• [What to work on]: Among the entries below, find the lines with "principales" and copy them.
+-------+
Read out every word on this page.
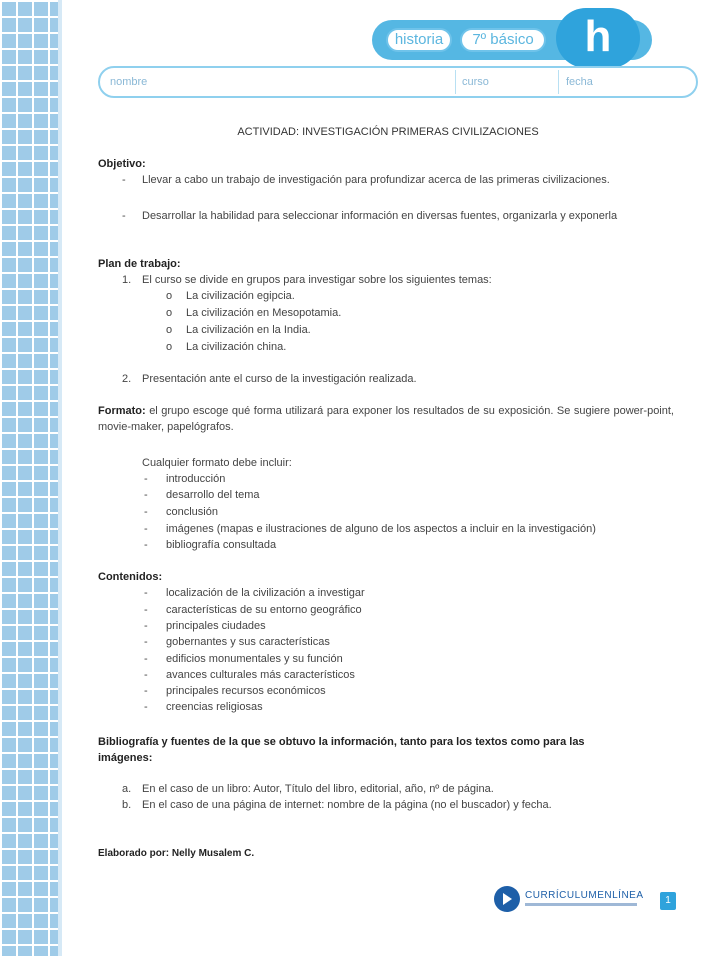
historia	7º básico	h
nombre	curso	fecha
ACTIVIDAD: INVESTIGACIÓN PRIMERAS CIVILIZACIONES
Objetivo:
- Llevar a cabo un trabajo de investigación para profundizar acerca de las primeras civilizaciones.
- Desarrollar la habilidad para seleccionar información en diversas fuentes, organizarla y exponerla
Plan de trabajo:
1. El curso se divide en grupos para investigar sobre los siguientes temas:
o La civilización egipcia.
o La civilización en Mesopotamia.
o La civilización en la India.
o La civilización china.
2. Presentación ante el curso de la investigación realizada.
Formato: el grupo escoge qué forma utilizará para exponer los resultados de su exposición. Se sugiere power-point, movie-maker, papelógrafos.
Cualquier formato debe incluir:
- introducción
- desarrollo del tema
- conclusión
- imágenes (mapas e ilustraciones de alguno de los aspectos a incluir en la investigación)
- bibliografía consultada
Contenidos:
- localización de la civilización a investigar
- características de su entorno geográfico
- principales ciudades
- gobernantes y sus características
- edificios monumentales y su función
- avances culturales más característicos
- principales recursos económicos
- creencias religiosas
Bibliografía y fuentes de la que se obtuvo la información, tanto para los textos como para las imágenes:
a. En el caso de un libro: Autor, Título del libro, editorial, año, nº de página.
b. En el caso de una página de internet: nombre de la página (no el buscador) y fecha.
Elaborado por: Nelly Musalem C.
CURRÍCULUMENLÍNEA	1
+-------+
• [Solution to this exercise]:
- principales ciudades
- principales recursos económicos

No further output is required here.